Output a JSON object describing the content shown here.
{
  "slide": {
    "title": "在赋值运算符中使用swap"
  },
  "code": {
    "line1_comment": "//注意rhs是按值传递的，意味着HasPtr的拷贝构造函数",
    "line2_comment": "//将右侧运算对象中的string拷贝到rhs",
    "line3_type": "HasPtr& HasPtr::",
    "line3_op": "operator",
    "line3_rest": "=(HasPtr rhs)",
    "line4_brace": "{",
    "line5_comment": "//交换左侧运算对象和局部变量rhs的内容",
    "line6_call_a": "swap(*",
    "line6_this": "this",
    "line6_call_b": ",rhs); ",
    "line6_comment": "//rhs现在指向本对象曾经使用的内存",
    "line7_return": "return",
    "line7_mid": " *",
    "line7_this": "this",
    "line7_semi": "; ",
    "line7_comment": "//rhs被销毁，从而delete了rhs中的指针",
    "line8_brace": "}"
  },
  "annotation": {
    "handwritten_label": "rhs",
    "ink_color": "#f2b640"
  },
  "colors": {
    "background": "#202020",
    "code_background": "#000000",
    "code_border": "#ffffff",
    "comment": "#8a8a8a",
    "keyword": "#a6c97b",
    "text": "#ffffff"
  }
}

==============================

# [What you need to do]
Every line above needs to be retyped exactly.

# [Completed exercise]
Output a JSON object describing the content shown here.
{
  "slide": {
    "title": "在赋值运算符中使用swap"
  },
  "code": {
    "line1_comment": "//注意rhs是按值传递的，意味着HasPtr的拷贝构造函数",
    "line2_comment": "//将右侧运算对象中的string拷贝到rhs",
    "line3_type": "HasPtr& HasPtr::",
    "line3_op": "operator",
    "line3_rest": "=(HasPtr rhs)",
    "line4_brace": "{",
    "line5_comment": "//交换左侧运算对象和局部变量rhs的内容",
    "line6_call_a": "swap(*",
    "line6_this": "this",
    "line6_call_b": ",rhs); ",
    "line6_comment": "//rhs现在指向本对象曾经使用的内存",
    "line7_return": "return",
    "line7_mid": " *",
    "line7_this": "this",
    "line7_semi": "; ",
    "line7_comment": "//rhs被销毁，从而delete了rhs中的指针",
    "line8_brace": "}"
  },
  "annotation": {
    "handwritten_label": "rhs",
    "ink_color": "#f2b640"
  },
  "colors": {
    "background": "#202020",
    "code_background": "#000000",
    "code_border": "#ffffff",
    "comment": "#8a8a8a",
    "keyword": "#a6c97b",
    "text": "#ffffff"
  }
}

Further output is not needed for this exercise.